##### EXERCISE INPUT #####

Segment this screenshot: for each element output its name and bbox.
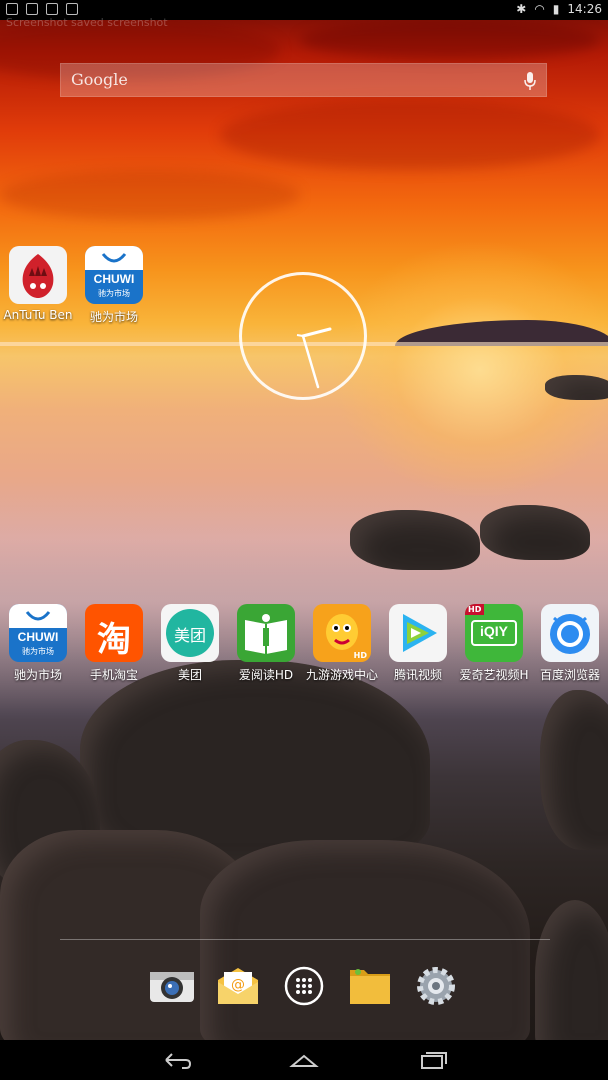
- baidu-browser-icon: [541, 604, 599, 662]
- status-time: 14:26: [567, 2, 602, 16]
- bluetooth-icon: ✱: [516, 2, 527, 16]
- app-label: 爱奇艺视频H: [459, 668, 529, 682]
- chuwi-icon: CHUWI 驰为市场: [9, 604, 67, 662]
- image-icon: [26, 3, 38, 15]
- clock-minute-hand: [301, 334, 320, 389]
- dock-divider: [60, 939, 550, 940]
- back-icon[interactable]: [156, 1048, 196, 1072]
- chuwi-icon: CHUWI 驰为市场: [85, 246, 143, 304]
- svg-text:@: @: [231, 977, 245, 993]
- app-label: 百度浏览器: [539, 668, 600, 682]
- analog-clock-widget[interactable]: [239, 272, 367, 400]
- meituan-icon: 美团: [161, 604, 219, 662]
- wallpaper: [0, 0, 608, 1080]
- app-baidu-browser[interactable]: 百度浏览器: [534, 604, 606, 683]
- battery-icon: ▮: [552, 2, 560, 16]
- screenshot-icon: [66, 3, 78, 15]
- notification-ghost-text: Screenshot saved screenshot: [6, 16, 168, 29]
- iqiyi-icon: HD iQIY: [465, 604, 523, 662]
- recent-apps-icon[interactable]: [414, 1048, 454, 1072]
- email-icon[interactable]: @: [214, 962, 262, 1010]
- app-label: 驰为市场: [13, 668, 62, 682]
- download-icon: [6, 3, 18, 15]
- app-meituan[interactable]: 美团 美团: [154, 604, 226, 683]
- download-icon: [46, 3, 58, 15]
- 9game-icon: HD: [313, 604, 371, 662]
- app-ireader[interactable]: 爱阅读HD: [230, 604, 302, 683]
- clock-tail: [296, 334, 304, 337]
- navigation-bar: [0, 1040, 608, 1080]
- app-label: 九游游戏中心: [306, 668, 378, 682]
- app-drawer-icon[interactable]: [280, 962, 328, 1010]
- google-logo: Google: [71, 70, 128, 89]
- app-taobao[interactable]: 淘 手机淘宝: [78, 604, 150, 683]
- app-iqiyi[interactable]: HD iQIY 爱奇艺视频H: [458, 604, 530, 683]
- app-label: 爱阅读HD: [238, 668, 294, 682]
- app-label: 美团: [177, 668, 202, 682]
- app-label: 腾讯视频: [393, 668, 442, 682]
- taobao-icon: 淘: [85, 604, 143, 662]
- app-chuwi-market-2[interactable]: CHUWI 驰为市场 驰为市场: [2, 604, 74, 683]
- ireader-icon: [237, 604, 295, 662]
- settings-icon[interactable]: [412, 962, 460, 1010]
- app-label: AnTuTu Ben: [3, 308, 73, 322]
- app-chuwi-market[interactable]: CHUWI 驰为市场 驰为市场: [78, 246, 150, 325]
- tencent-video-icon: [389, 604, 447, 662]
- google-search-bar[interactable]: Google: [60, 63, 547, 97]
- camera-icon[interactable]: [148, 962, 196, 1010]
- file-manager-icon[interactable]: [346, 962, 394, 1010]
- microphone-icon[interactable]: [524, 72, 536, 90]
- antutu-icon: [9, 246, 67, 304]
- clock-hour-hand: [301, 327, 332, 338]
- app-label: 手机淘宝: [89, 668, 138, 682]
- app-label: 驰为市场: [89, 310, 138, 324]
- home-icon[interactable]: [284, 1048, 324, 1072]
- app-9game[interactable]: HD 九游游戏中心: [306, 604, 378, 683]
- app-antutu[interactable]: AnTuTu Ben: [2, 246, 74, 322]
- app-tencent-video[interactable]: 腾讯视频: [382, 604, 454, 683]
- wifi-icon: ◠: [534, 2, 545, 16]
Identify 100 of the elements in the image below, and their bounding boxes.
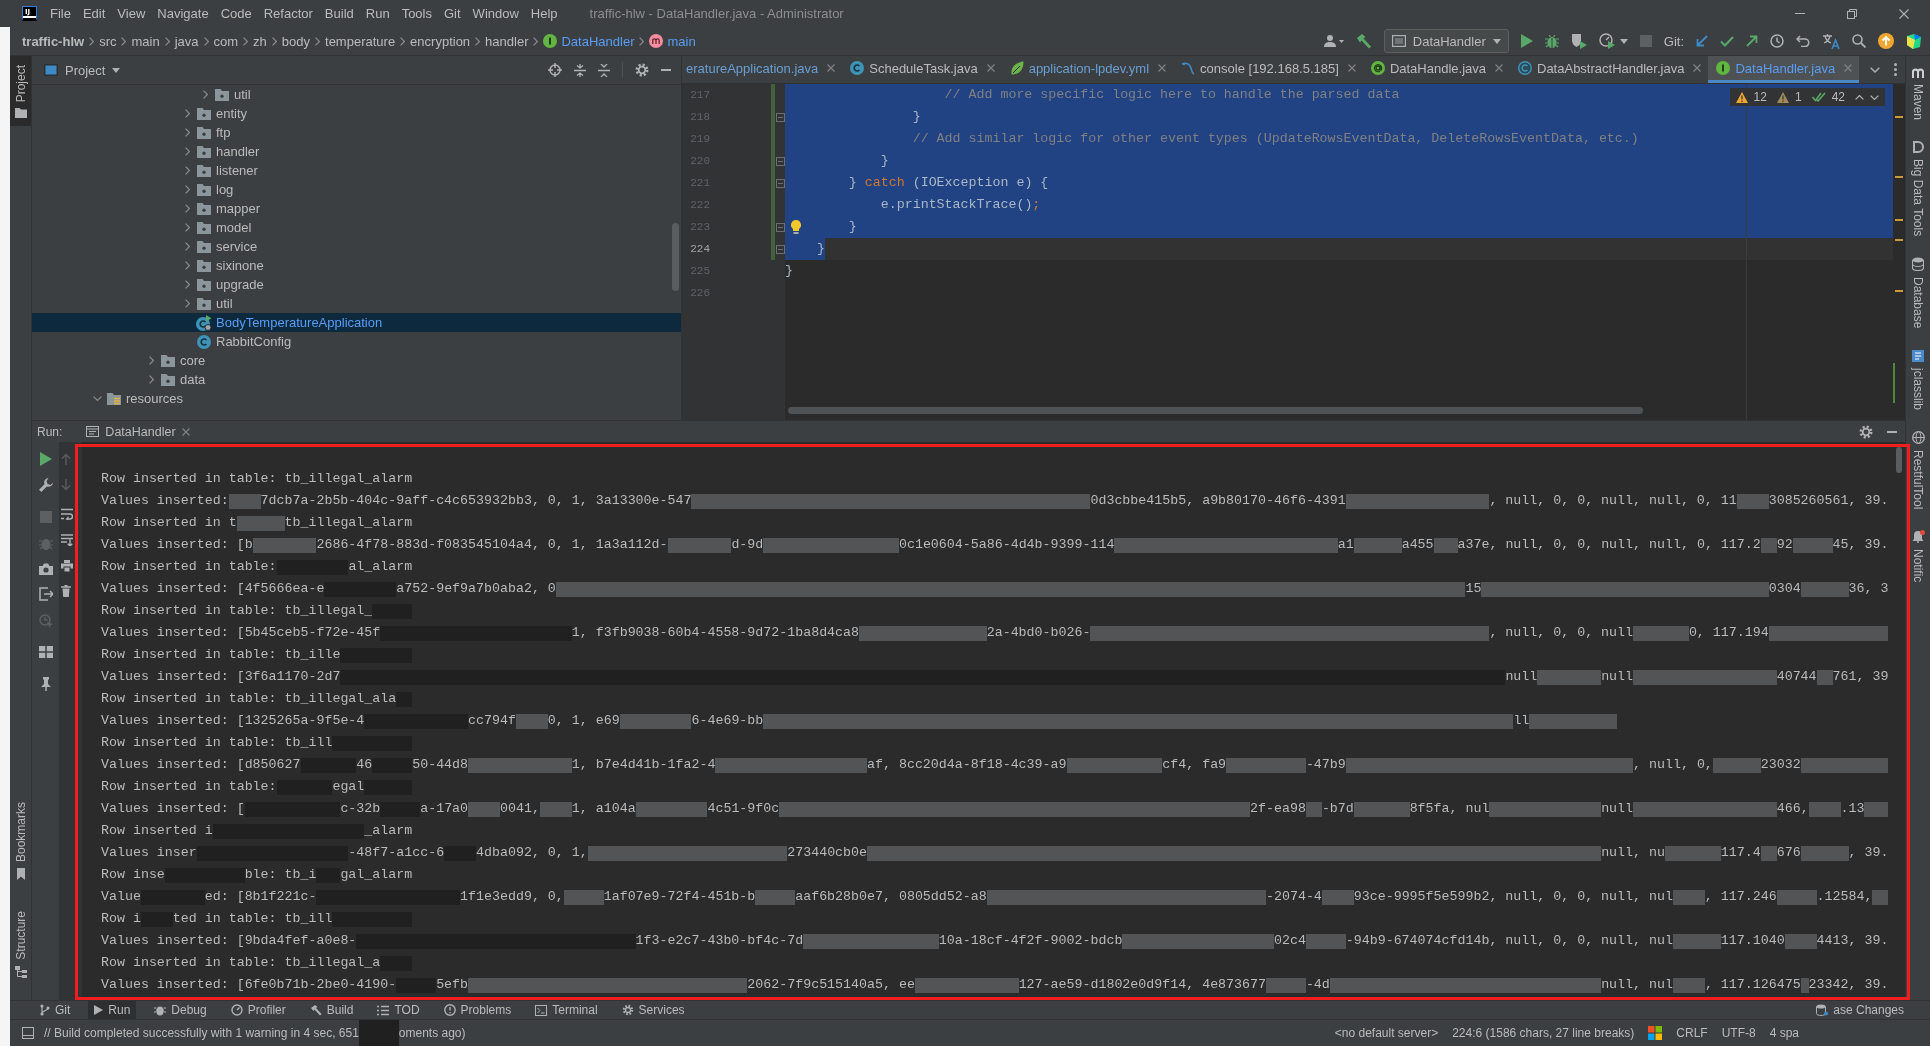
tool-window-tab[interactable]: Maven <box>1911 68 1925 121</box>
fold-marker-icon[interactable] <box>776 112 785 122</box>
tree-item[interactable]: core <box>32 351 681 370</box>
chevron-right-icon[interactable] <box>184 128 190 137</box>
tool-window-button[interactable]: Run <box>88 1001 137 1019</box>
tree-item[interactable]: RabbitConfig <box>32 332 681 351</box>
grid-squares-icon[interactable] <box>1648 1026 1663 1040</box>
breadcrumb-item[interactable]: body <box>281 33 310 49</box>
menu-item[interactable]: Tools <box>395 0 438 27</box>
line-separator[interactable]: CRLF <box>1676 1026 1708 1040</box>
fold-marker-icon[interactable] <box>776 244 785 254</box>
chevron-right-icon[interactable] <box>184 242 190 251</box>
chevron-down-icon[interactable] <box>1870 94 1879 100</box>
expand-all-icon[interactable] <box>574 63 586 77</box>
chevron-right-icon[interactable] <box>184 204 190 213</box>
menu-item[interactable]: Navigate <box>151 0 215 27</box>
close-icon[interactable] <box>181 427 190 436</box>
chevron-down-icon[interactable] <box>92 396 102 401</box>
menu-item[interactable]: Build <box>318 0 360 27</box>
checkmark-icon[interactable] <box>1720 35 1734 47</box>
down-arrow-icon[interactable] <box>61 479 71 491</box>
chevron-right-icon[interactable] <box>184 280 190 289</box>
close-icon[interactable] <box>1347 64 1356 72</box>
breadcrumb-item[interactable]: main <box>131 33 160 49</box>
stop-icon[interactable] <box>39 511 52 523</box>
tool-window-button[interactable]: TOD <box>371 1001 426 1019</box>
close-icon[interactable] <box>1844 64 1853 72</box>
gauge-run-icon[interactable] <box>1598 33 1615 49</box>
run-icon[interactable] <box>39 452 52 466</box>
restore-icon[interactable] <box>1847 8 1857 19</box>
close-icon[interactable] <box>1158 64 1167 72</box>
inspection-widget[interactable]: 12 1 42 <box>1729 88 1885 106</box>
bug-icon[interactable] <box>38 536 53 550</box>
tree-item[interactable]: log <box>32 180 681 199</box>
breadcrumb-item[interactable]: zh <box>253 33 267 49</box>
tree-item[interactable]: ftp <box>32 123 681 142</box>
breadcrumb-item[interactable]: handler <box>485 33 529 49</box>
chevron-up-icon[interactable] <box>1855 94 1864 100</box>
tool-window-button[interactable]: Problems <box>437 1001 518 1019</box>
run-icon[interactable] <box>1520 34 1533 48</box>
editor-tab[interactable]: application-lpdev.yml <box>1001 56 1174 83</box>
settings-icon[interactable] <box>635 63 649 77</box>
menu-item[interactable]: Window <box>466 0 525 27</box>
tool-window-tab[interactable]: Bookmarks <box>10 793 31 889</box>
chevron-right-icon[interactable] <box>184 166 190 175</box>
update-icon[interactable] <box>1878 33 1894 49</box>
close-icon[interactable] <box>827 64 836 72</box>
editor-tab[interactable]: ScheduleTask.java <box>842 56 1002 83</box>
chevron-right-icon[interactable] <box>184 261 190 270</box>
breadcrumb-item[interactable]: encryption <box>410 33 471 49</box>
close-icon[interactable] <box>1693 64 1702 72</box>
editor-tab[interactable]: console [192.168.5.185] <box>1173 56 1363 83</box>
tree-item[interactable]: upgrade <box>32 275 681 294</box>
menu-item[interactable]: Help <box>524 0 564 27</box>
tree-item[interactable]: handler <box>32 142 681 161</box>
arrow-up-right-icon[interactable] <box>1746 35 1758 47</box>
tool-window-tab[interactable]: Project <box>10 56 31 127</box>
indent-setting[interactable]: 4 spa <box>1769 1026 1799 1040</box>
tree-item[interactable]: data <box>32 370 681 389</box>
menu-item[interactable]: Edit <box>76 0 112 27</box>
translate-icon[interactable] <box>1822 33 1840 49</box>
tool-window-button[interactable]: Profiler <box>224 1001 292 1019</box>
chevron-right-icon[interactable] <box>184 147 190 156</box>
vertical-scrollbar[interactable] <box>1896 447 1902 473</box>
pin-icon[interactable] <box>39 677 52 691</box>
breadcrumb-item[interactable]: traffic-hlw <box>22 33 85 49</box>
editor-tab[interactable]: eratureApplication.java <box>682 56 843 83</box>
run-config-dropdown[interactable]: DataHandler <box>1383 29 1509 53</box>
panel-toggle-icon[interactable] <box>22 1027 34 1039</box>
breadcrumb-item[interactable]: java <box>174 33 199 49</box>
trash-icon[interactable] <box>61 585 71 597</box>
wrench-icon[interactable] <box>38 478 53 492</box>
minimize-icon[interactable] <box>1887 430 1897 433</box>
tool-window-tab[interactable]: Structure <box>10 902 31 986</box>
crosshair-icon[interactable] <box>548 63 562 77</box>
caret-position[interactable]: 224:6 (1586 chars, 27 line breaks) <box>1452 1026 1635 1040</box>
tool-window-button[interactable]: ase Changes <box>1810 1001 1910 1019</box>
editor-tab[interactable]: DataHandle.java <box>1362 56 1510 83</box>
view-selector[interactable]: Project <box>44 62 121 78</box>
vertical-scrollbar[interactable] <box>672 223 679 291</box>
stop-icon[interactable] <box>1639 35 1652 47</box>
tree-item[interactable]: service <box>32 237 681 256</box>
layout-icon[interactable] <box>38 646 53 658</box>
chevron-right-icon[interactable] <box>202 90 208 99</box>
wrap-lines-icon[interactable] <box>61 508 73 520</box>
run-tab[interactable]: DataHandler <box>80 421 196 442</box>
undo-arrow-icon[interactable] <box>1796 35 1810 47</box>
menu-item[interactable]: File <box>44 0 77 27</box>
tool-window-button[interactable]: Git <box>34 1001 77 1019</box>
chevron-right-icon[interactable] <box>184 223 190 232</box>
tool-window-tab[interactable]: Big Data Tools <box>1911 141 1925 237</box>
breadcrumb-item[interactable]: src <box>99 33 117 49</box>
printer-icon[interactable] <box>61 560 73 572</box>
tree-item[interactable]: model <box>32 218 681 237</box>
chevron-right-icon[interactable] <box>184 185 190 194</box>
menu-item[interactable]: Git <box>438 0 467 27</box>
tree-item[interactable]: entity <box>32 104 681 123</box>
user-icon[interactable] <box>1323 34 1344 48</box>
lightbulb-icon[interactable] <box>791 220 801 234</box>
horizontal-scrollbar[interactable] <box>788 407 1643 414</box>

#####

Copy the material line for line, beginning at the line that has "- baidu-browser-icon: [541, 604, 599, 662]" and stopping after the line that has "- app-baidu-browser[interactable]: 百度浏览器: [534, 604, 606, 683]".

- baidu-browser-icon: [541, 604, 599, 662]
- status-time: 14:26: [567, 2, 602, 16]
- bluetooth-icon: ✱: [516, 2, 527, 16]
- app-label: 爱奇艺视频H: [459, 668, 529, 682]
- chuwi-icon: CHUWI 驰为市场: [9, 604, 67, 662]
- image-icon: [26, 3, 38, 15]
- clock-minute-hand: [301, 334, 320, 389]
- dock-divider: [60, 939, 550, 940]
- back-icon[interactable]: [156, 1048, 196, 1072]
- chuwi-icon: CHUWI 驰为市场: [85, 246, 143, 304]
- svg-text:@: @: [231, 977, 245, 993]
- app-label: 百度浏览器: [539, 668, 600, 682]
- analog-clock-widget[interactable]: [239, 272, 367, 400]
- meituan-icon: 美团: [161, 604, 219, 662]
- wallpaper: [0, 0, 608, 1080]
- app-baidu-browser[interactable]: 百度浏览器: [534, 604, 606, 683]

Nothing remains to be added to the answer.